BRIEF: An identical copy of the data below is needed.

RECORDS:
******
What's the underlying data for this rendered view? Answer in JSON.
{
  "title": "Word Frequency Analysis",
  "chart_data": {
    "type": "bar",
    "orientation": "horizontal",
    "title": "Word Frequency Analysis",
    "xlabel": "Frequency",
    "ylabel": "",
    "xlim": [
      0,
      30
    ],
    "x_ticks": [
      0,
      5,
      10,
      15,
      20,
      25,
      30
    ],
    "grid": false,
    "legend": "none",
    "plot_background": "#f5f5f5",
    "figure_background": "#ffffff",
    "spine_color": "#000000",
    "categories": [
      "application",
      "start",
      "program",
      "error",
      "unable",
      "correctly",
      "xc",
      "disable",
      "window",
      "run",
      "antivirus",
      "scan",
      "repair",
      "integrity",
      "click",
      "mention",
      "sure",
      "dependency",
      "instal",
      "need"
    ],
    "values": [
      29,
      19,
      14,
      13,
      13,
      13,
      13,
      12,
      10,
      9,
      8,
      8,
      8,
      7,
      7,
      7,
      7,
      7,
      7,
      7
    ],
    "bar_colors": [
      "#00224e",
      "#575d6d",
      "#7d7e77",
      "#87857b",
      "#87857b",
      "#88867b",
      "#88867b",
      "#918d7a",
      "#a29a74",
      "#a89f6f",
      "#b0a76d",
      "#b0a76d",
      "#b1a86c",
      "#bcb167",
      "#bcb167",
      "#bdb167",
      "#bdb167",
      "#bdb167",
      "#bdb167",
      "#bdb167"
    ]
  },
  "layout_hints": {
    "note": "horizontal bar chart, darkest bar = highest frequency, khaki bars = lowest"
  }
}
******
REPLY TO THE TASK:
What's the underlying data for this rendered view? Answer in JSON.
{
  "title": "Word Frequency Analysis",
  "chart_data": {
    "type": "bar",
    "orientation": "horizontal",
    "title": "Word Frequency Analysis",
    "xlabel": "Frequency",
    "ylabel": "",
    "xlim": [
      0,
      30
    ],
    "x_ticks": [
      0,
      5,
      10,
      15,
      20,
      25,
      30
    ],
    "grid": false,
    "legend": "none",
    "plot_background": "#f5f5f5",
    "figure_background": "#ffffff",
    "spine_color": "#000000",
    "categories": [
      "application",
      "start",
      "program",
      "error",
      "unable",
      "correctly",
      "xc",
      "disable",
      "window",
      "run",
      "antivirus",
      "scan",
      "repair",
      "integrity",
      "click",
      "mention",
      "sure",
      "dependency",
      "instal",
      "need"
    ],
    "values": [
      29,
      19,
      14,
      13,
      13,
      13,
      13,
      12,
      10,
      9,
      8,
      8,
      8,
      7,
      7,
      7,
      7,
      7,
      7,
      7
    ],
    "bar_colors": [
      "#00224e",
      "#575d6d",
      "#7d7e77",
      "#87857b",
      "#87857b",
      "#88867b",
      "#88867b",
      "#918d7a",
      "#a29a74",
      "#a89f6f",
      "#b0a76d",
      "#b0a76d",
      "#b1a86c",
      "#bcb167",
      "#bcb167",
      "#bdb167",
      "#bdb167",
      "#bdb167",
      "#bdb167",
      "#bdb167"
    ]
  },
  "layout_hints": {
    "note": "horizontal bar chart, darkest bar = highest frequency, khaki bars = lowest"
  }
}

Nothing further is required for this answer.